THE PROBLEM
Without the images, write out all of the following entries exactly.

(Records contained in a dataset)

:::::

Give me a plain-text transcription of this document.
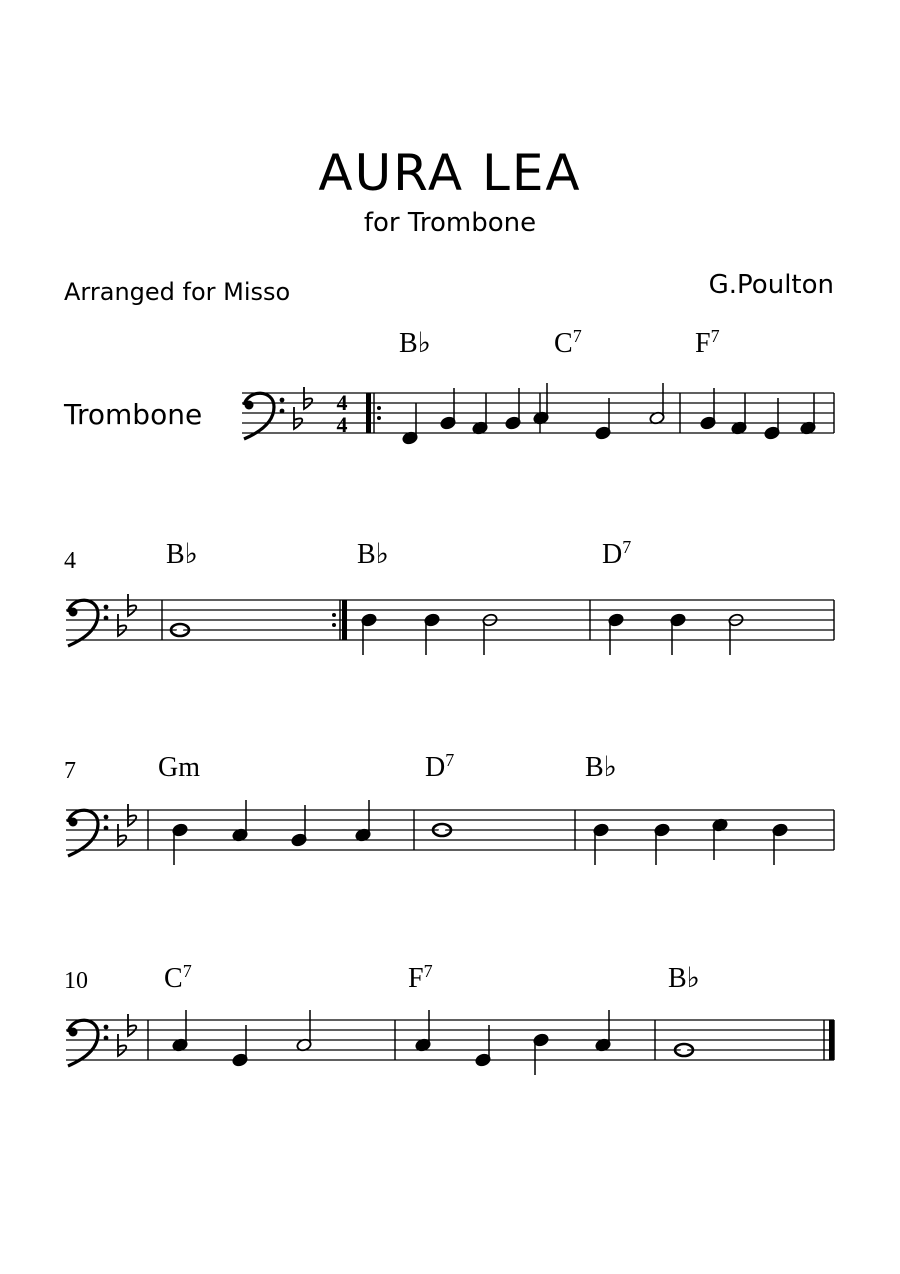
AURA LEA
for Trombone
Arranged for Misso	G.Poulton
Trombone	4
4
4
7
10
B♭	$C^7$	$F^7$
B♭	B♭	$D^7$
Gm	$D^7$	B♭
$C^7$	$F^7$	B♭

:::::

ANSWER TO THIS EXERCISE
Give me a plain-text transcription of this document.
AURA LEA
for Trombone
Arranged for Misso	G.Poulton
Trombone	4
4
4
7
10
B♭	$C^7$	$F^7$
B♭	B♭	$D^7$
Gm	$D^7$	B♭
$C^7$	$F^7$	B♭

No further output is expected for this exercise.